* AIM
Give back the full listing verbatim, apart from its images.

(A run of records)
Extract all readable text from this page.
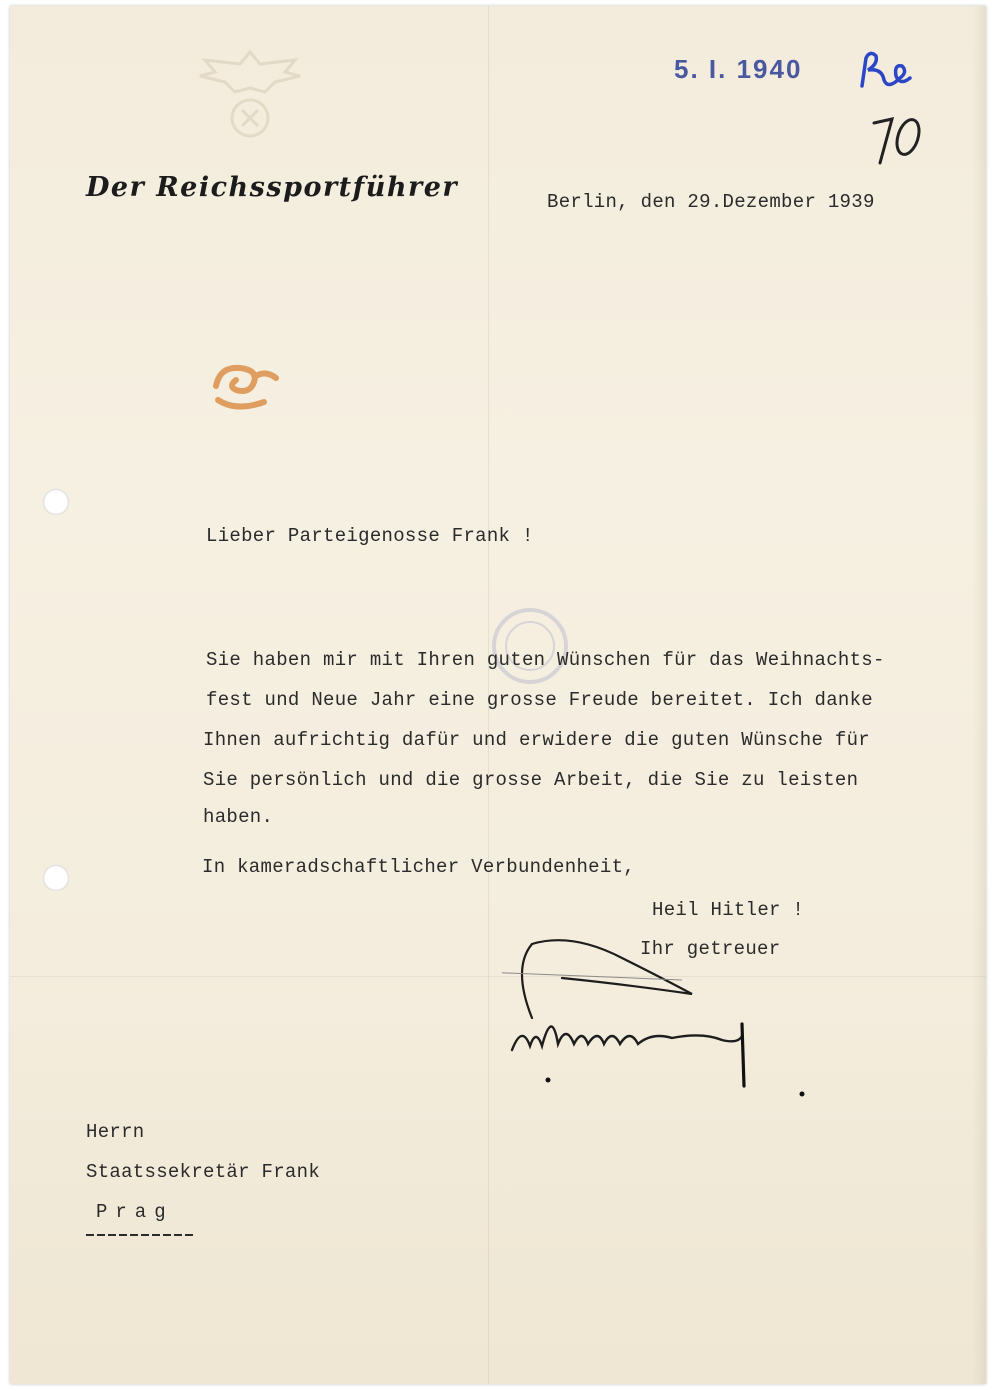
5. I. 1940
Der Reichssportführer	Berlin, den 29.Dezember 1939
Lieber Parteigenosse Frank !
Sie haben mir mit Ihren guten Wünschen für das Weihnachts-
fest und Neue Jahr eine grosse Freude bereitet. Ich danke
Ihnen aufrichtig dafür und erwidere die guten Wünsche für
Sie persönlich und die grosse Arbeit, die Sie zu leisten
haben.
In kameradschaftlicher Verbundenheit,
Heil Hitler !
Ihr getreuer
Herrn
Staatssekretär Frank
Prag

* TASK SOLUTION
Extract all readable text from this page.
5. I. 1940
Der Reichssportführer	Berlin, den 29.Dezember 1939
Lieber Parteigenosse Frank !
Sie haben mir mit Ihren guten Wünschen für das Weihnachts-
fest und Neue Jahr eine grosse Freude bereitet. Ich danke
Ihnen aufrichtig dafür und erwidere die guten Wünsche für
Sie persönlich und die grosse Arbeit, die Sie zu leisten
haben.
In kameradschaftlicher Verbundenheit,
Heil Hitler !
Ihr getreuer
Herrn
Staatssekretär Frank
Prag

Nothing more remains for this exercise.